### RECORDS SUPPLIED ###
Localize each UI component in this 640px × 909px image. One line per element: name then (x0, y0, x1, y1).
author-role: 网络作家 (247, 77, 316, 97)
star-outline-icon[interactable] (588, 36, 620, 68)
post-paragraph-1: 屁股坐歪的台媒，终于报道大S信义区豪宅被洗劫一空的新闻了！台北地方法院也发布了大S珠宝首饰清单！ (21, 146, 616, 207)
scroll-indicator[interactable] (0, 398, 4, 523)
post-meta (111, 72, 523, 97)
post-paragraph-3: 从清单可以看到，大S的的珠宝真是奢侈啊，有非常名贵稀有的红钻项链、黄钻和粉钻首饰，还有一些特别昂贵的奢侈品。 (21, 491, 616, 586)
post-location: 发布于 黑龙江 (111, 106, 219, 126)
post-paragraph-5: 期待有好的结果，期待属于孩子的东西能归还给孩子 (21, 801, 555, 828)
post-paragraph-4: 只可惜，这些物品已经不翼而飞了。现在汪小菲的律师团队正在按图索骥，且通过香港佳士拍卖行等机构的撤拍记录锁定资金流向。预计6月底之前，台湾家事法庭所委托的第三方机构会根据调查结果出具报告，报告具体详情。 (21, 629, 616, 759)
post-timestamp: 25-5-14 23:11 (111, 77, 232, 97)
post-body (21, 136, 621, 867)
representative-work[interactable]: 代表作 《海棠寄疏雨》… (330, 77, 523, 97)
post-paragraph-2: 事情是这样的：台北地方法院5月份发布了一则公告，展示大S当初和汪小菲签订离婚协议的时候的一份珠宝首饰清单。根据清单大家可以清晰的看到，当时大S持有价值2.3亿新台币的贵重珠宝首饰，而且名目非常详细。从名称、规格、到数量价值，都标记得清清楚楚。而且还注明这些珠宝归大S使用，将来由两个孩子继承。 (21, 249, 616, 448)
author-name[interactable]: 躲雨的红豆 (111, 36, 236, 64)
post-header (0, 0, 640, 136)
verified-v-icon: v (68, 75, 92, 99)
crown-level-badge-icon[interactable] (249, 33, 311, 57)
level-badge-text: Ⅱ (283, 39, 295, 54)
###
• [OBJECTIVE] Transcribe the region boundary data without alteration, beginning with the first line and stopping after the line that contains "post-body (21, 136, 621, 867)".

• [TASK OUTPUT]
Localize each UI component in this 640px × 909px image. One line per element: name then (x0, y0, x1, y1).
author-role: 网络作家 (247, 77, 316, 97)
star-outline-icon[interactable] (588, 36, 620, 68)
post-paragraph-1: 屁股坐歪的台媒，终于报道大S信义区豪宅被洗劫一空的新闻了！台北地方法院也发布了大S珠宝首饰清单！ (21, 146, 616, 207)
scroll-indicator[interactable] (0, 398, 4, 523)
post-meta (111, 72, 523, 97)
post-paragraph-3: 从清单可以看到，大S的的珠宝真是奢侈啊，有非常名贵稀有的红钻项链、黄钻和粉钻首饰，还有一些特别昂贵的奢侈品。 (21, 491, 616, 586)
post-location: 发布于 黑龙江 (111, 106, 219, 126)
post-paragraph-5: 期待有好的结果，期待属于孩子的东西能归还给孩子 (21, 801, 555, 828)
post-paragraph-4: 只可惜，这些物品已经不翼而飞了。现在汪小菲的律师团队正在按图索骥，且通过香港佳士拍卖行等机构的撤拍记录锁定资金流向。预计6月底之前，台湾家事法庭所委托的第三方机构会根据调查结果出具报告，报告具体详情。 (21, 629, 616, 759)
post-timestamp: 25-5-14 23:11 (111, 77, 232, 97)
post-body (21, 136, 621, 867)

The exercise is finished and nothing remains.